■ **SET TASK**
Provide an exact transcription of all the records.

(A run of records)

______

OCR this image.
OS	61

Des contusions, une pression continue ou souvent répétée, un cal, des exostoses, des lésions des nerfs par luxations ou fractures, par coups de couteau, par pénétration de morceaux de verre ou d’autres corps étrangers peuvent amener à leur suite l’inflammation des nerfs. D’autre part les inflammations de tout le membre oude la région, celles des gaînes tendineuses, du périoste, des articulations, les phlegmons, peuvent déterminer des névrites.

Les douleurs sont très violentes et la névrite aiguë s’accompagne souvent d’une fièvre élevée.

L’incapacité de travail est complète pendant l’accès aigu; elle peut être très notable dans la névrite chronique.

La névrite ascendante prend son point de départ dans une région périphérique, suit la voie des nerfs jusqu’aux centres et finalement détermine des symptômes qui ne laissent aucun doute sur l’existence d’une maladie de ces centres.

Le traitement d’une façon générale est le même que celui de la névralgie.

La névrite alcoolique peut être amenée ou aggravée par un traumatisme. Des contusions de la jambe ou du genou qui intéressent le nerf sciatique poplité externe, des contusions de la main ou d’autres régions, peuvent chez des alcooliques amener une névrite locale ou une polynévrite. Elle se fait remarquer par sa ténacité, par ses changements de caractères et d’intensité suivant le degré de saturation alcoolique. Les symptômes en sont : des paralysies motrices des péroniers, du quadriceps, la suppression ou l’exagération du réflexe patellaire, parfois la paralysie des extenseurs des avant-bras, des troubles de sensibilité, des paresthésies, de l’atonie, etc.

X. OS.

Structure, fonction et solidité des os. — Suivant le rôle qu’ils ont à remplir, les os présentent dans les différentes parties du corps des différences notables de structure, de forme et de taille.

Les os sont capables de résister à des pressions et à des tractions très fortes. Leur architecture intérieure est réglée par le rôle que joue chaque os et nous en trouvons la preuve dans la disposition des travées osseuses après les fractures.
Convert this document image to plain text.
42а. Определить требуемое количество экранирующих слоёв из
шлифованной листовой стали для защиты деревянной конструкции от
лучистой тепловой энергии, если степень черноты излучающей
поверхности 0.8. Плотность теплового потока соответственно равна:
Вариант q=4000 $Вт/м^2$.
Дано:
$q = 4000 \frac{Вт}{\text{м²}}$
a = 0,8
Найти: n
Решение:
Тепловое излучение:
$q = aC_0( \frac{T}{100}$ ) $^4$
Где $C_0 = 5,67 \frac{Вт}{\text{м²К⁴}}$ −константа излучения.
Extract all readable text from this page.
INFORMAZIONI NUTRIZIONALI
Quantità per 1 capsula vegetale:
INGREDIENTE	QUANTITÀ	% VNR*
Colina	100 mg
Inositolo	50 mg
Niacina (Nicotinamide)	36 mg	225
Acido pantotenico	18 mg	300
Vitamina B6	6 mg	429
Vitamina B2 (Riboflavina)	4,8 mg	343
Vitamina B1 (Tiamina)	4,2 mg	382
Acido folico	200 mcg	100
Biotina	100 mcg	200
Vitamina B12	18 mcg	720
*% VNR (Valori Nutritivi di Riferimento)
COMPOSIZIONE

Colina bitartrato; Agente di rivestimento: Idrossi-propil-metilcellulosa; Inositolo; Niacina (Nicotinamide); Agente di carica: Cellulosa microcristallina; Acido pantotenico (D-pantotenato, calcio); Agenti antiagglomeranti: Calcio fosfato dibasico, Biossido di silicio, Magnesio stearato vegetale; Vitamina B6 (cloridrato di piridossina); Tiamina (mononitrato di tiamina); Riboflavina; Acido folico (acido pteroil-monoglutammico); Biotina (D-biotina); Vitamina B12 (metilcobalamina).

______

■ **RESULT**
OCR this image.
OS	61

Des contusions, une pression continue ou souvent répétée, un cal, des exostoses, des lésions des nerfs par luxations ou fractures, par coups de couteau, par pénétration de morceaux de verre ou d’autres corps étrangers peuvent amener à leur suite l’inflammation des nerfs. D’autre part les inflammations de tout le membre oude la région, celles des gaînes tendineuses, du périoste, des articulations, les phlegmons, peuvent déterminer des névrites.

Les douleurs sont très violentes et la névrite aiguë s’accompagne souvent d’une fièvre élevée.

L’incapacité de travail est complète pendant l’accès aigu; elle peut être très notable dans la névrite chronique.

La névrite ascendante prend son point de départ dans une région périphérique, suit la voie des nerfs jusqu’aux centres et finalement détermine des symptômes qui ne laissent aucun doute sur l’existence d’une maladie de ces centres.

Le traitement d’une façon générale est le même que celui de la névralgie.

La névrite alcoolique peut être amenée ou aggravée par un traumatisme. Des contusions de la jambe ou du genou qui intéressent le nerf sciatique poplité externe, des contusions de la main ou d’autres régions, peuvent chez des alcooliques amener une névrite locale ou une polynévrite. Elle se fait remarquer par sa ténacité, par ses changements de caractères et d’intensité suivant le degré de saturation alcoolique. Les symptômes en sont : des paralysies motrices des péroniers, du quadriceps, la suppression ou l’exagération du réflexe patellaire, parfois la paralysie des extenseurs des avant-bras, des troubles de sensibilité, des paresthésies, de l’atonie, etc.

X. OS.

Structure, fonction et solidité des os. — Suivant le rôle qu’ils ont à remplir, les os présentent dans les différentes parties du corps des différences notables de structure, de forme et de taille.

Les os sont capables de résister à des pressions et à des tractions très fortes. Leur architecture intérieure est réglée par le rôle que joue chaque os et nous en trouvons la preuve dans la disposition des travées osseuses après les fractures.
Convert this document image to plain text.
42а. Определить требуемое количество экранирующих слоёв из
шлифованной листовой стали для защиты деревянной конструкции от
лучистой тепловой энергии, если степень черноты излучающей
поверхности 0.8. Плотность теплового потока соответственно равна:
Вариант q=4000 $Вт/м^2$.
Дано:
$q = 4000 \frac{Вт}{\text{м²}}$
a = 0,8
Найти: n
Решение:
Тепловое излучение:
$q = aC_0( \frac{T}{100}$ ) $^4$
Где $C_0 = 5,67 \frac{Вт}{\text{м²К⁴}}$ −константа излучения.
Extract all readable text from this page.
INFORMAZIONI NUTRIZIONALI
Quantità per 1 capsula vegetale:
INGREDIENTE	QUANTITÀ	% VNR*
Colina	100 mg
Inositolo	50 mg
Niacina (Nicotinamide)	36 mg	225
Acido pantotenico	18 mg	300
Vitamina B6	6 mg	429
Vitamina B2 (Riboflavina)	4,8 mg	343
Vitamina B1 (Tiamina)	4,2 mg	382
Acido folico	200 mcg	100
Biotina	100 mcg	200
Vitamina B12	18 mcg	720
*% VNR (Valori Nutritivi di Riferimento)
COMPOSIZIONE

Colina bitartrato; Agente di rivestimento: Idrossi-propil-metilcellulosa; Inositolo; Niacina (Nicotinamide); Agente di carica: Cellulosa microcristallina; Acido pantotenico (D-pantotenato, calcio); Agenti antiagglomeranti: Calcio fosfato dibasico, Biossido di silicio, Magnesio stearato vegetale; Vitamina B6 (cloridrato di piridossina); Tiamina (mononitrato di tiamina); Riboflavina; Acido folico (acido pteroil-monoglutammico); Biotina (D-biotina); Vitamina B12 (metilcobalamina).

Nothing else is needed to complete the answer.